*Your instructions*
Identify, in the records below, every line where the string "icon" appears, and copy each such line.

>> START

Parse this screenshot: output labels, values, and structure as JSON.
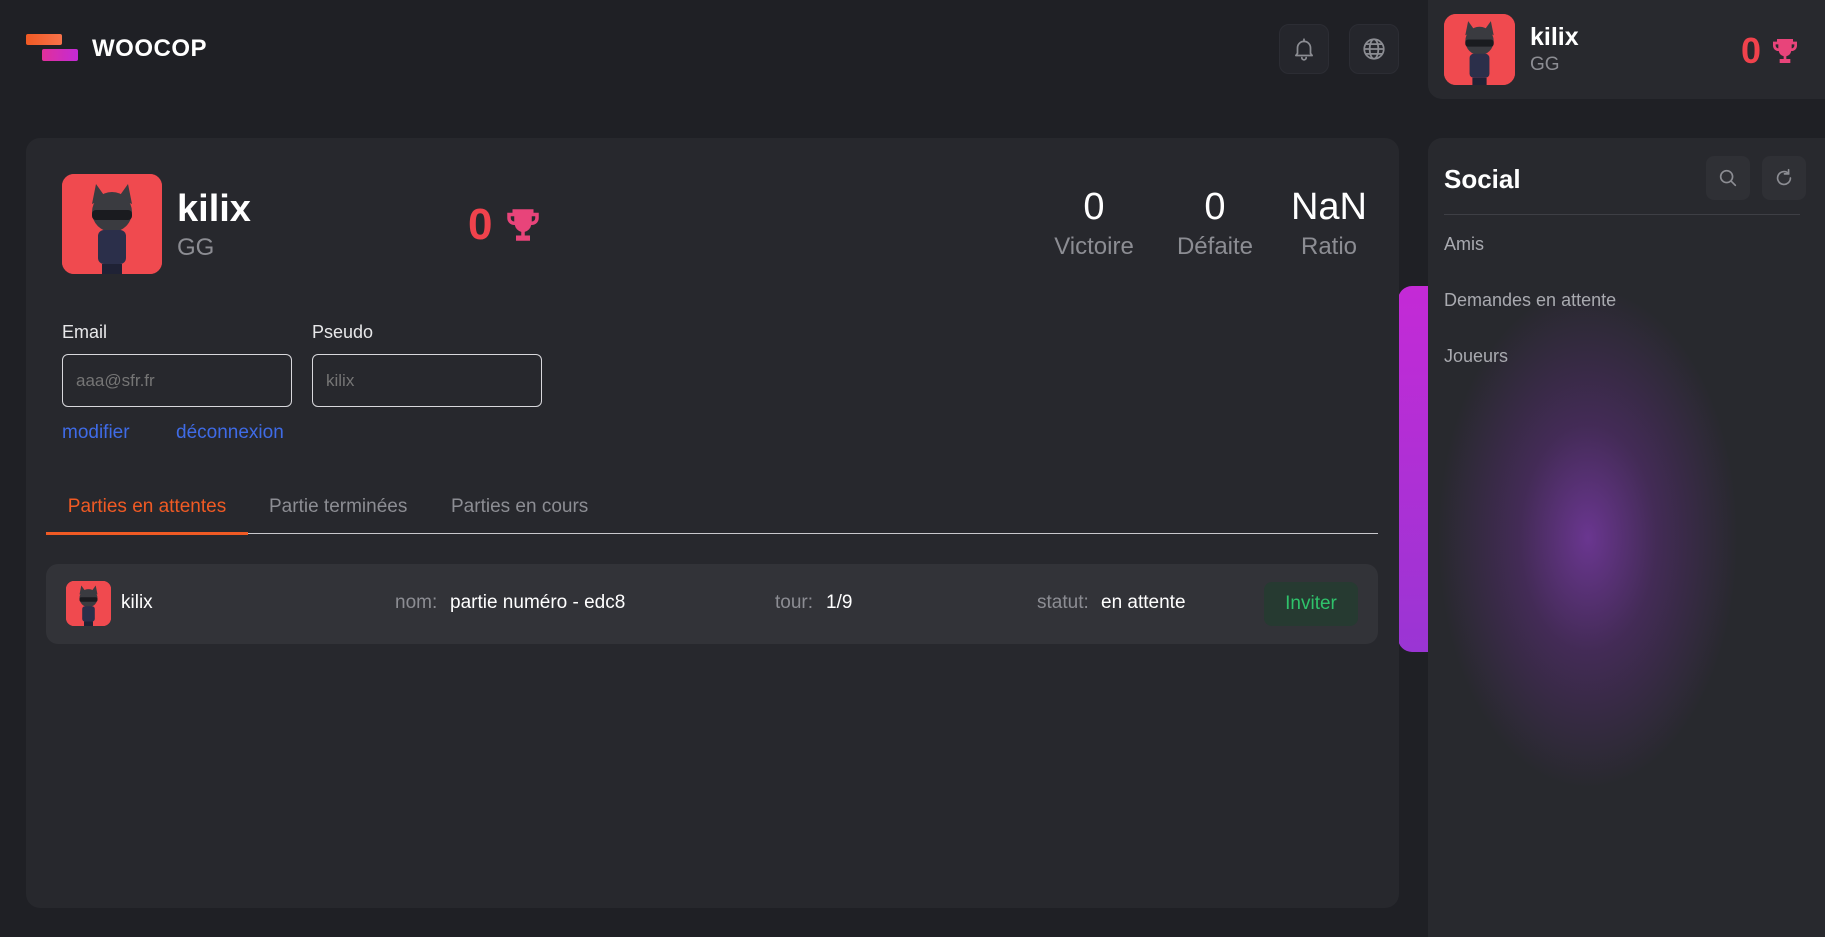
{
  "app": {
    "name": "WOOCOP"
  },
  "header": {
    "notifications_icon": "bell-icon",
    "language_icon": "globe-icon"
  },
  "user_card": {
    "name": "kilix",
    "subtitle": "GG",
    "trophies": "0"
  },
  "profile": {
    "name": "kilix",
    "subtitle": "GG",
    "trophies": "0",
    "stats": [
      {
        "value": "0",
        "label": "Victoire"
      },
      {
        "value": "0",
        "label": "Défaite"
      },
      {
        "value": "NaN",
        "label": "Ratio"
      }
    ],
    "email_label": "Email",
    "email_placeholder": "aaa@sfr.fr",
    "pseudo_label": "Pseudo",
    "pseudo_placeholder": "kilix",
    "edit_link": "modifier",
    "logout_link": "déconnexion"
  },
  "tabs": [
    {
      "label": "Parties en attentes",
      "active": true
    },
    {
      "label": "Partie terminées",
      "active": false
    },
    {
      "label": "Parties en cours",
      "active": false
    }
  ],
  "games": [
    {
      "player": "kilix",
      "name_key": "nom:",
      "name_value": "partie numéro - edc8",
      "turn_key": "tour:",
      "turn_value": "1/9",
      "status_key": "statut:",
      "status_value": "en attente",
      "action": "Inviter"
    }
  ],
  "social": {
    "title": "Social",
    "items": [
      "Amis",
      "Demandes en attente",
      "Joueurs"
    ]
  },
  "colors": {
    "accent": "#f05a24",
    "trophy": "#f0424c",
    "link": "#3f6be6",
    "success": "#2fc26b",
    "avatar_bg": "#f04a4f"
  }
}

>> END

*Finished task*
    "notifications_icon": "bell-icon",
    "language_icon": "globe-icon"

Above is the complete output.